##### Input

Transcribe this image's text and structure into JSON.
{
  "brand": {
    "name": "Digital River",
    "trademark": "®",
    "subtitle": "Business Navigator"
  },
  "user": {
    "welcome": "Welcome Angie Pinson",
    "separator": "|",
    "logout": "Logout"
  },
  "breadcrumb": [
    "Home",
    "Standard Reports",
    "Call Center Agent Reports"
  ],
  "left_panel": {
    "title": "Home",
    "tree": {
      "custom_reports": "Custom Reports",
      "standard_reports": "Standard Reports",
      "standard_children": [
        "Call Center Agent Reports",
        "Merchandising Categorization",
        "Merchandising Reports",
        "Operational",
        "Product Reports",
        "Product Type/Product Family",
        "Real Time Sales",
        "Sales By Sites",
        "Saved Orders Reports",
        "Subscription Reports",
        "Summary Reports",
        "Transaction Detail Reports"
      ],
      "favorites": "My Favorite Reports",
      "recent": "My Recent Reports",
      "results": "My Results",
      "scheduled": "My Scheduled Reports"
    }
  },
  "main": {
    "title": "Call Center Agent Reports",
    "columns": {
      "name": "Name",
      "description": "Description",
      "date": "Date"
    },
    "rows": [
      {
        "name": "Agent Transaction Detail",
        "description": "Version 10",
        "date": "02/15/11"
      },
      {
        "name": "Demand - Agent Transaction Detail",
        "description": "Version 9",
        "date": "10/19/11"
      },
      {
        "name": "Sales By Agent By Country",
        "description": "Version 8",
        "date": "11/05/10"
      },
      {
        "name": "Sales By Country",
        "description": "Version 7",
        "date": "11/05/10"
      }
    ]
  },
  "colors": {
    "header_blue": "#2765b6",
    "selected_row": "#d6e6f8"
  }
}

##########

__What the task asks__.
From the listing above, extract all records word for word.

__Result__.
Transcribe this image's text and structure into JSON.
{
  "brand": {
    "name": "Digital River",
    "trademark": "®",
    "subtitle": "Business Navigator"
  },
  "user": {
    "welcome": "Welcome Angie Pinson",
    "separator": "|",
    "logout": "Logout"
  },
  "breadcrumb": [
    "Home",
    "Standard Reports",
    "Call Center Agent Reports"
  ],
  "left_panel": {
    "title": "Home",
    "tree": {
      "custom_reports": "Custom Reports",
      "standard_reports": "Standard Reports",
      "standard_children": [
        "Call Center Agent Reports",
        "Merchandising Categorization",
        "Merchandising Reports",
        "Operational",
        "Product Reports",
        "Product Type/Product Family",
        "Real Time Sales",
        "Sales By Sites",
        "Saved Orders Reports",
        "Subscription Reports",
        "Summary Reports",
        "Transaction Detail Reports"
      ],
      "favorites": "My Favorite Reports",
      "recent": "My Recent Reports",
      "results": "My Results",
      "scheduled": "My Scheduled Reports"
    }
  },
  "main": {
    "title": "Call Center Agent Reports",
    "columns": {
      "name": "Name",
      "description": "Description",
      "date": "Date"
    },
    "rows": [
      {
        "name": "Agent Transaction Detail",
        "description": "Version 10",
        "date": "02/15/11"
      },
      {
        "name": "Demand - Agent Transaction Detail",
        "description": "Version 9",
        "date": "10/19/11"
      },
      {
        "name": "Sales By Agent By Country",
        "description": "Version 8",
        "date": "11/05/10"
      },
      {
        "name": "Sales By Country",
        "description": "Version 7",
        "date": "11/05/10"
      }
    ]
  },
  "colors": {
    "header_blue": "#2765b6",
    "selected_row": "#d6e6f8"
  }
}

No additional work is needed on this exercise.